Make an exact copy of all the material below, apart from the pictures.

┌──

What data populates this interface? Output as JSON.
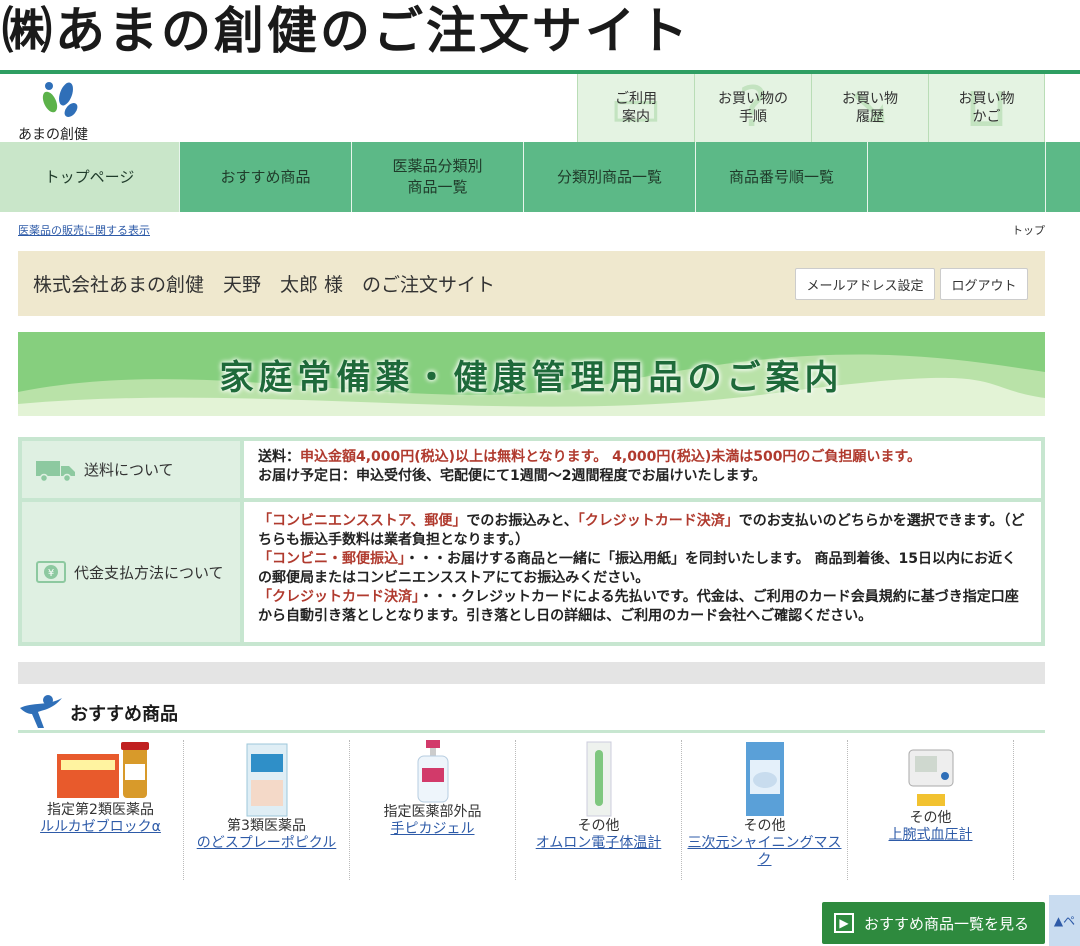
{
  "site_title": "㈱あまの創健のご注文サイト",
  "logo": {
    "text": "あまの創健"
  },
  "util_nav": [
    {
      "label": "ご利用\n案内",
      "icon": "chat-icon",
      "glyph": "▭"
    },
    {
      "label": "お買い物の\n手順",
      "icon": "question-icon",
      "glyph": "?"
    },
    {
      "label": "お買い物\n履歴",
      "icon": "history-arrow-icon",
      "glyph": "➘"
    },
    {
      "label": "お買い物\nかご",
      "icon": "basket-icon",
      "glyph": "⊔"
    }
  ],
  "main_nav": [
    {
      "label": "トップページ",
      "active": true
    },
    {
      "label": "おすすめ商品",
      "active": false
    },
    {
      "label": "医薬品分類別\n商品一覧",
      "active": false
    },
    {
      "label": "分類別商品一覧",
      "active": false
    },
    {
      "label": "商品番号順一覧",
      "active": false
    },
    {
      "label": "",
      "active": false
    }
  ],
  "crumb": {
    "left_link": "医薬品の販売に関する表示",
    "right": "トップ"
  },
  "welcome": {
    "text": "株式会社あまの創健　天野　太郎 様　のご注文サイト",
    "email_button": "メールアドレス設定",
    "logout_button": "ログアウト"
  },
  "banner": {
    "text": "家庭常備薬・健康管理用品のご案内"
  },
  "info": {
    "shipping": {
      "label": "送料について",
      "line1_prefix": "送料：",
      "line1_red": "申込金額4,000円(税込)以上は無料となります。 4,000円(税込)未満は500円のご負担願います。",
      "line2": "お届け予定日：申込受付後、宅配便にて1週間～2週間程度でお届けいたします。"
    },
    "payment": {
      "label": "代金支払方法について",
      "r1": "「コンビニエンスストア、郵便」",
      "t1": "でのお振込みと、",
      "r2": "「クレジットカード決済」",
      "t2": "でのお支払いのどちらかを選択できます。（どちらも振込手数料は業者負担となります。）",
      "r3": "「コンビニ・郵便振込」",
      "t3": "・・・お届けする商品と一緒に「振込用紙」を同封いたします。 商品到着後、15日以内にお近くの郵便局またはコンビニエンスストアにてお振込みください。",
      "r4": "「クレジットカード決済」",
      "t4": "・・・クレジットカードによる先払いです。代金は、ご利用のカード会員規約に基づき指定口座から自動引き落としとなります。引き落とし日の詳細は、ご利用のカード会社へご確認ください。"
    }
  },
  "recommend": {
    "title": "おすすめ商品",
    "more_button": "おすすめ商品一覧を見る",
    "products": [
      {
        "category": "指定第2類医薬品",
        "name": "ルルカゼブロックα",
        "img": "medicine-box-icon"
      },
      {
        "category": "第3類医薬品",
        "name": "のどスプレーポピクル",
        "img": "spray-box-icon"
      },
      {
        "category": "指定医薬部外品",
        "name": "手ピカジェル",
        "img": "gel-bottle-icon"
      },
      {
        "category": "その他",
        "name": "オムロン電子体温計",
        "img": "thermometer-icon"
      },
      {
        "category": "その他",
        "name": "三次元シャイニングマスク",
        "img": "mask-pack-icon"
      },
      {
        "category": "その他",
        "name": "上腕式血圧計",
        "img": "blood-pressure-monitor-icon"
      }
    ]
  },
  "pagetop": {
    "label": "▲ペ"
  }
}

└──

**PROBLEM SOLUTION:**
What data populates this interface? Output as JSON.
{
  "site_title": "㈱あまの創健のご注文サイト",
  "logo": {
    "text": "あまの創健"
  },
  "util_nav": [
    {
      "label": "ご利用\n案内",
      "icon": "chat-icon",
      "glyph": "▭"
    },
    {
      "label": "お買い物の\n手順",
      "icon": "question-icon",
      "glyph": "?"
    },
    {
      "label": "お買い物\n履歴",
      "icon": "history-arrow-icon",
      "glyph": "➘"
    },
    {
      "label": "お買い物\nかご",
      "icon": "basket-icon",
      "glyph": "⊔"
    }
  ],
  "main_nav": [
    {
      "label": "トップページ",
      "active": true
    },
    {
      "label": "おすすめ商品",
      "active": false
    },
    {
      "label": "医薬品分類別\n商品一覧",
      "active": false
    },
    {
      "label": "分類別商品一覧",
      "active": false
    },
    {
      "label": "商品番号順一覧",
      "active": false
    },
    {
      "label": "",
      "active": false
    }
  ],
  "crumb": {
    "left_link": "医薬品の販売に関する表示",
    "right": "トップ"
  },
  "welcome": {
    "text": "株式会社あまの創健　天野　太郎 様　のご注文サイト",
    "email_button": "メールアドレス設定",
    "logout_button": "ログアウト"
  },
  "banner": {
    "text": "家庭常備薬・健康管理用品のご案内"
  },
  "info": {
    "shipping": {
      "label": "送料について",
      "line1_prefix": "送料：",
      "line1_red": "申込金額4,000円(税込)以上は無料となります。 4,000円(税込)未満は500円のご負担願います。",
      "line2": "お届け予定日：申込受付後、宅配便にて1週間～2週間程度でお届けいたします。"
    },
    "payment": {
      "label": "代金支払方法について",
      "r1": "「コンビニエンスストア、郵便」",
      "t1": "でのお振込みと、",
      "r2": "「クレジットカード決済」",
      "t2": "でのお支払いのどちらかを選択できます。（どちらも振込手数料は業者負担となります。）",
      "r3": "「コンビニ・郵便振込」",
      "t3": "・・・お届けする商品と一緒に「振込用紙」を同封いたします。 商品到着後、15日以内にお近くの郵便局またはコンビニエンスストアにてお振込みください。",
      "r4": "「クレジットカード決済」",
      "t4": "・・・クレジットカードによる先払いです。代金は、ご利用のカード会員規約に基づき指定口座から自動引き落としとなります。引き落とし日の詳細は、ご利用のカード会社へご確認ください。"
    }
  },
  "recommend": {
    "title": "おすすめ商品",
    "more_button": "おすすめ商品一覧を見る",
    "products": [
      {
        "category": "指定第2類医薬品",
        "name": "ルルカゼブロックα",
        "img": "medicine-box-icon"
      },
      {
        "category": "第3類医薬品",
        "name": "のどスプレーポピクル",
        "img": "spray-box-icon"
      },
      {
        "category": "指定医薬部外品",
        "name": "手ピカジェル",
        "img": "gel-bottle-icon"
      },
      {
        "category": "その他",
        "name": "オムロン電子体温計",
        "img": "thermometer-icon"
      },
      {
        "category": "その他",
        "name": "三次元シャイニングマスク",
        "img": "mask-pack-icon"
      },
      {
        "category": "その他",
        "name": "上腕式血圧計",
        "img": "blood-pressure-monitor-icon"
      }
    ]
  },
  "pagetop": {
    "label": "▲ペ"
  }
}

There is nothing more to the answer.